▶ **SHORT EXERCISE**
Find the lines holding the string "Amount" in the data, then copy all of them.

====

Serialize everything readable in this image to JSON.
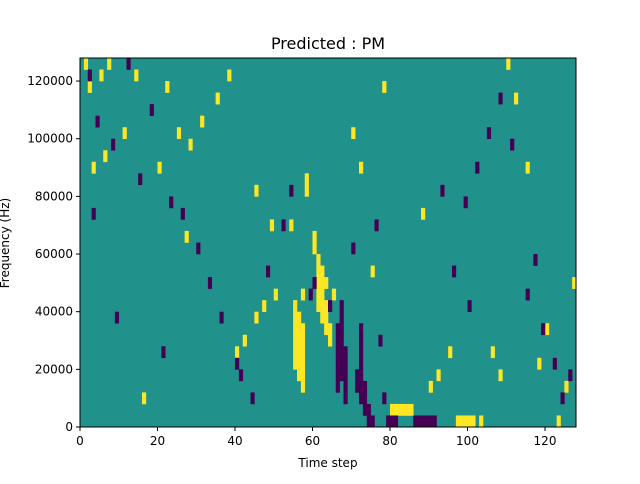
{
  "chart_data": {
    "type": "heatmap",
    "title": "Predicted : PM",
    "xlabel": "Time step",
    "ylabel": "Frequency (Hz)",
    "xlim": [
      0,
      128
    ],
    "ylim": [
      0,
      128000
    ],
    "x_ticks": [
      0,
      20,
      40,
      60,
      80,
      100,
      120
    ],
    "x_tick_labels": [
      "0",
      "20",
      "40",
      "60",
      "80",
      "100",
      "120"
    ],
    "y_ticks": [
      0,
      20000,
      40000,
      60000,
      80000,
      100000,
      120000
    ],
    "y_tick_labels": [
      "0",
      "20000",
      "40000",
      "60000",
      "80000",
      "100000",
      "120000"
    ],
    "n_time_steps": 128,
    "n_freq_bins": 32,
    "bin_height_hz": 4000,
    "background_value": 0,
    "colormap": {
      "-1": "#440154",
      "0": "#21918c",
      "1": "#fde725"
    },
    "cells_positive": [
      [
        1,
        31
      ],
      [
        2,
        29
      ],
      [
        3,
        22
      ],
      [
        5,
        30
      ],
      [
        7,
        31
      ],
      [
        11,
        25
      ],
      [
        14,
        30
      ],
      [
        20,
        22
      ],
      [
        22,
        29
      ],
      [
        25,
        25
      ],
      [
        28,
        24
      ],
      [
        31,
        26
      ],
      [
        35,
        28
      ],
      [
        38,
        30
      ],
      [
        40,
        6
      ],
      [
        42,
        7
      ],
      [
        45,
        9
      ],
      [
        47,
        10
      ],
      [
        50,
        11
      ],
      [
        54,
        17
      ],
      [
        55,
        5
      ],
      [
        55,
        6
      ],
      [
        55,
        7
      ],
      [
        55,
        8
      ],
      [
        55,
        9
      ],
      [
        55,
        10
      ],
      [
        56,
        4
      ],
      [
        56,
        5
      ],
      [
        56,
        6
      ],
      [
        56,
        7
      ],
      [
        56,
        8
      ],
      [
        56,
        9
      ],
      [
        57,
        3
      ],
      [
        57,
        4
      ],
      [
        57,
        5
      ],
      [
        57,
        6
      ],
      [
        57,
        7
      ],
      [
        57,
        8
      ],
      [
        57,
        11
      ],
      [
        58,
        20
      ],
      [
        58,
        21
      ],
      [
        60,
        15
      ],
      [
        60,
        16
      ],
      [
        61,
        10
      ],
      [
        61,
        11
      ],
      [
        61,
        12
      ],
      [
        61,
        13
      ],
      [
        61,
        14
      ],
      [
        62,
        9
      ],
      [
        62,
        10
      ],
      [
        62,
        11
      ],
      [
        62,
        12
      ],
      [
        62,
        13
      ],
      [
        63,
        8
      ],
      [
        63,
        9
      ],
      [
        63,
        10
      ],
      [
        63,
        12
      ],
      [
        64,
        7
      ],
      [
        64,
        8
      ],
      [
        65,
        11
      ],
      [
        70,
        25
      ],
      [
        72,
        22
      ],
      [
        75,
        13
      ],
      [
        78,
        29
      ],
      [
        80,
        1
      ],
      [
        81,
        1
      ],
      [
        82,
        1
      ],
      [
        83,
        1
      ],
      [
        84,
        1
      ],
      [
        85,
        1
      ],
      [
        90,
        3
      ],
      [
        92,
        4
      ],
      [
        95,
        6
      ],
      [
        97,
        0
      ],
      [
        98,
        0
      ],
      [
        99,
        0
      ],
      [
        100,
        0
      ],
      [
        101,
        0
      ],
      [
        103,
        0
      ],
      [
        106,
        6
      ],
      [
        108,
        4
      ],
      [
        110,
        31
      ],
      [
        112,
        28
      ],
      [
        118,
        5
      ],
      [
        120,
        8
      ],
      [
        123,
        0
      ],
      [
        125,
        3
      ],
      [
        127,
        12
      ],
      [
        49,
        17
      ],
      [
        6,
        23
      ],
      [
        16,
        2
      ],
      [
        27,
        16
      ],
      [
        45,
        20
      ],
      [
        88,
        18
      ],
      [
        115,
        22
      ]
    ],
    "cells_negative": [
      [
        2,
        30
      ],
      [
        4,
        26
      ],
      [
        8,
        24
      ],
      [
        12,
        31
      ],
      [
        15,
        21
      ],
      [
        18,
        27
      ],
      [
        23,
        19
      ],
      [
        26,
        18
      ],
      [
        30,
        15
      ],
      [
        33,
        12
      ],
      [
        36,
        9
      ],
      [
        40,
        5
      ],
      [
        41,
        4
      ],
      [
        44,
        2
      ],
      [
        48,
        13
      ],
      [
        52,
        17
      ],
      [
        54,
        20
      ],
      [
        59,
        11
      ],
      [
        60,
        12
      ],
      [
        64,
        10
      ],
      [
        66,
        3
      ],
      [
        66,
        4
      ],
      [
        66,
        5
      ],
      [
        66,
        6
      ],
      [
        66,
        7
      ],
      [
        66,
        8
      ],
      [
        67,
        4
      ],
      [
        67,
        5
      ],
      [
        67,
        6
      ],
      [
        67,
        7
      ],
      [
        67,
        8
      ],
      [
        67,
        9
      ],
      [
        67,
        10
      ],
      [
        68,
        2
      ],
      [
        68,
        3
      ],
      [
        68,
        4
      ],
      [
        68,
        5
      ],
      [
        68,
        6
      ],
      [
        71,
        3
      ],
      [
        71,
        4
      ],
      [
        72,
        2
      ],
      [
        72,
        3
      ],
      [
        72,
        4
      ],
      [
        72,
        5
      ],
      [
        72,
        6
      ],
      [
        72,
        7
      ],
      [
        72,
        8
      ],
      [
        73,
        1
      ],
      [
        73,
        2
      ],
      [
        73,
        3
      ],
      [
        74,
        0
      ],
      [
        74,
        1
      ],
      [
        75,
        0
      ],
      [
        77,
        7
      ],
      [
        78,
        2
      ],
      [
        79,
        0
      ],
      [
        80,
        0
      ],
      [
        81,
        0
      ],
      [
        86,
        0
      ],
      [
        87,
        0
      ],
      [
        88,
        0
      ],
      [
        89,
        0
      ],
      [
        90,
        0
      ],
      [
        91,
        0
      ],
      [
        96,
        13
      ],
      [
        99,
        19
      ],
      [
        102,
        22
      ],
      [
        105,
        25
      ],
      [
        108,
        28
      ],
      [
        111,
        24
      ],
      [
        115,
        11
      ],
      [
        119,
        8
      ],
      [
        122,
        5
      ],
      [
        124,
        2
      ],
      [
        126,
        4
      ],
      [
        70,
        15
      ],
      [
        76,
        17
      ],
      [
        93,
        20
      ],
      [
        100,
        10
      ],
      [
        117,
        14
      ],
      [
        3,
        18
      ],
      [
        9,
        9
      ],
      [
        21,
        6
      ]
    ]
  }
}
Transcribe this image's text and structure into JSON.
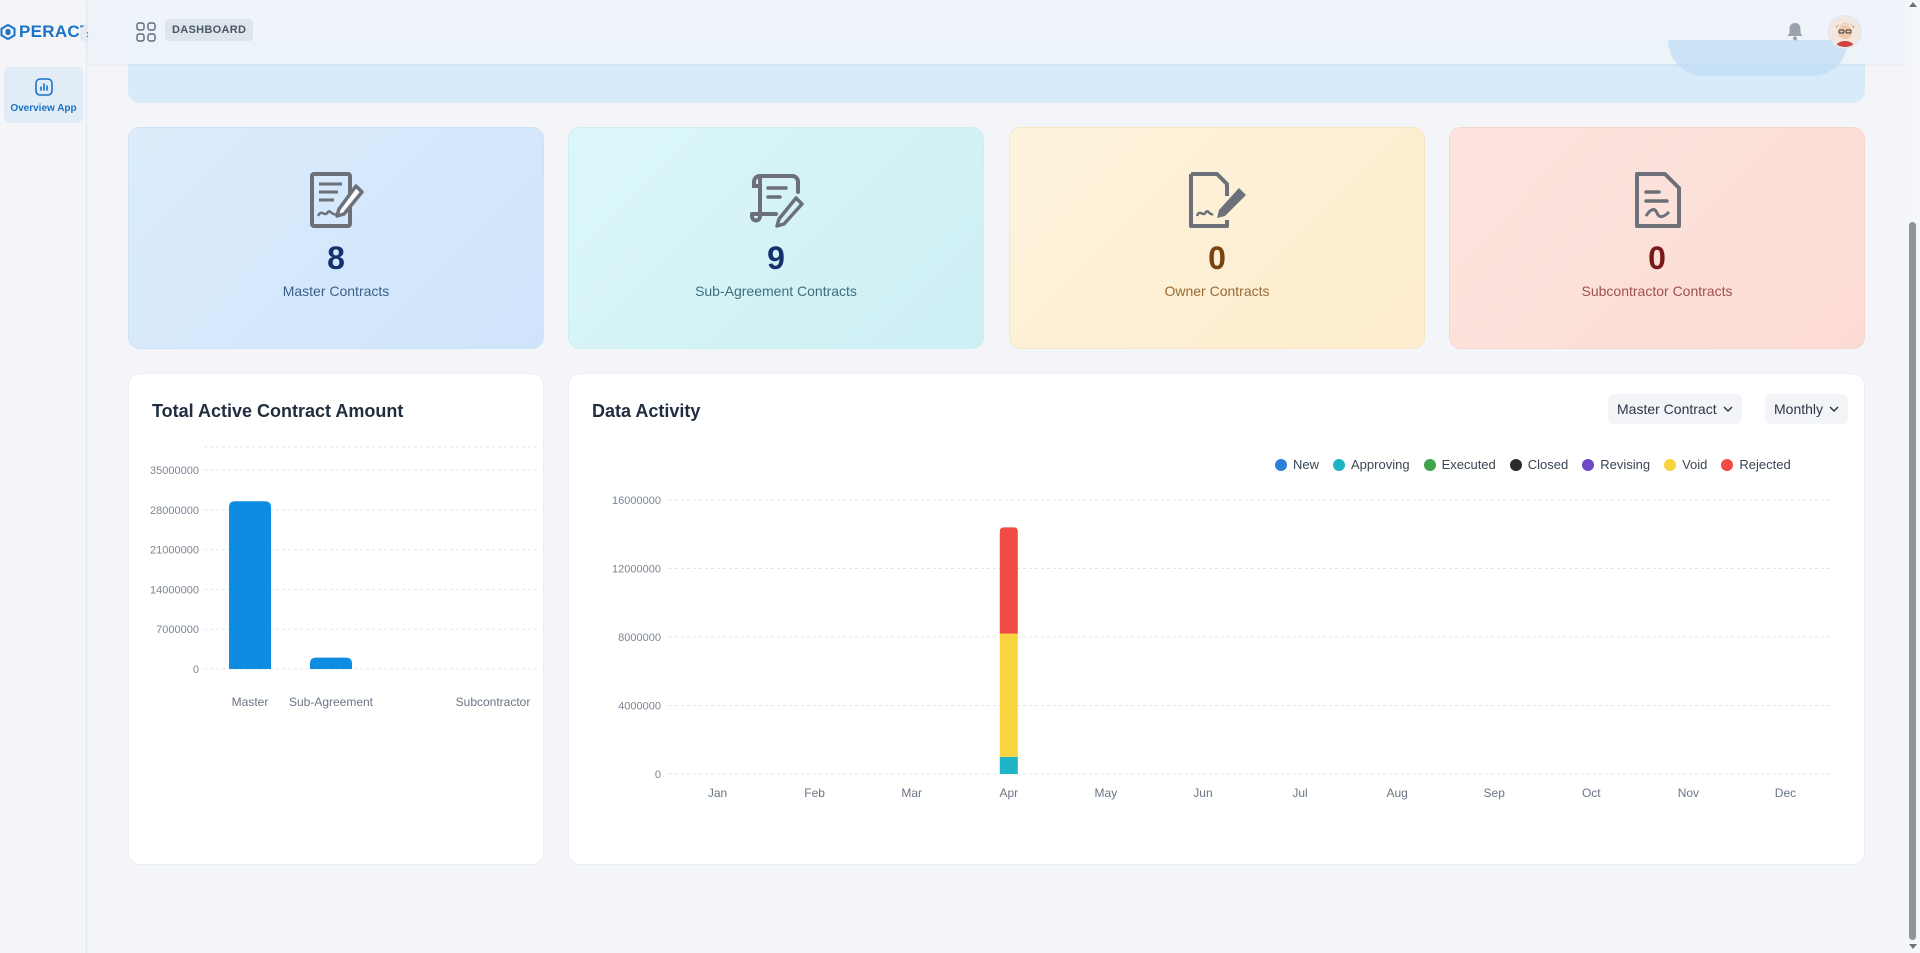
{
  "app": {
    "logo_text": "PERACT",
    "breadcrumb": "DASHBOARD",
    "sidebar_items": [
      {
        "label": "Overview App",
        "icon": "chart-icon"
      }
    ]
  },
  "stats": [
    {
      "value": "8",
      "label": "Master Contracts",
      "icon": "contract-signature-icon"
    },
    {
      "value": "9",
      "label": "Sub-Agreement Contracts",
      "icon": "scroll-edit-icon"
    },
    {
      "value": "0",
      "label": "Owner Contracts",
      "icon": "document-sign-icon"
    },
    {
      "value": "0",
      "label": "Subcontractor Contracts",
      "icon": "document-icon"
    }
  ],
  "panels": {
    "total": {
      "title": "Total Active Contract Amount"
    },
    "activity": {
      "title": "Data Activity",
      "contract_filter": "Master Contract",
      "period_filter": "Monthly"
    }
  },
  "colors": {
    "accent": "#1a73c7",
    "bar": "#0e8ce4",
    "new": "#2f7fd6",
    "approving": "#1fb3c6",
    "executed": "#3fa44a",
    "closed": "#2b2b2b",
    "revising": "#6e48c6",
    "void": "#f8d43e",
    "rejected": "#f04b45"
  },
  "chart_data": [
    {
      "type": "bar",
      "title": "Total Active Contract Amount",
      "categories": [
        "Master",
        "Sub-Agreement",
        "Subcontractor"
      ],
      "values": [
        29500000,
        2000000,
        0
      ],
      "ylim": [
        0,
        35000000
      ],
      "yticks": [
        "35000000",
        "28000000",
        "21000000",
        "14000000",
        "7000000",
        "0"
      ],
      "grid": true
    },
    {
      "type": "bar",
      "stacked": true,
      "title": "Data Activity",
      "categories": [
        "Jan",
        "Feb",
        "Mar",
        "Apr",
        "May",
        "Jun",
        "Jul",
        "Aug",
        "Sep",
        "Oct",
        "Nov",
        "Dec"
      ],
      "ylim": [
        0,
        16000000
      ],
      "yticks": [
        "16000000",
        "12000000",
        "8000000",
        "4000000",
        "0"
      ],
      "legend_position": "top-right",
      "series": [
        {
          "name": "New",
          "color": "#2f7fd6",
          "values": [
            0,
            0,
            0,
            0,
            0,
            0,
            0,
            0,
            0,
            0,
            0,
            0
          ]
        },
        {
          "name": "Approving",
          "color": "#1fb3c6",
          "values": [
            0,
            0,
            0,
            1000000,
            0,
            0,
            0,
            0,
            0,
            0,
            0,
            0
          ]
        },
        {
          "name": "Executed",
          "color": "#3fa44a",
          "values": [
            0,
            0,
            0,
            0,
            0,
            0,
            0,
            0,
            0,
            0,
            0,
            0
          ]
        },
        {
          "name": "Closed",
          "color": "#2b2b2b",
          "values": [
            0,
            0,
            0,
            0,
            0,
            0,
            0,
            0,
            0,
            0,
            0,
            0
          ]
        },
        {
          "name": "Revising",
          "color": "#6e48c6",
          "values": [
            0,
            0,
            0,
            0,
            0,
            0,
            0,
            0,
            0,
            0,
            0,
            0
          ]
        },
        {
          "name": "Void",
          "color": "#f8d43e",
          "values": [
            0,
            0,
            0,
            7200000,
            0,
            0,
            0,
            0,
            0,
            0,
            0,
            0
          ]
        },
        {
          "name": "Rejected",
          "color": "#f04b45",
          "values": [
            0,
            0,
            0,
            6200000,
            0,
            0,
            0,
            0,
            0,
            0,
            0,
            0
          ]
        }
      ],
      "grid": true
    }
  ]
}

====

▶ **RESULT**
      "title": "Total Active Contract Amount"
      "title": "Total Active Contract Amount",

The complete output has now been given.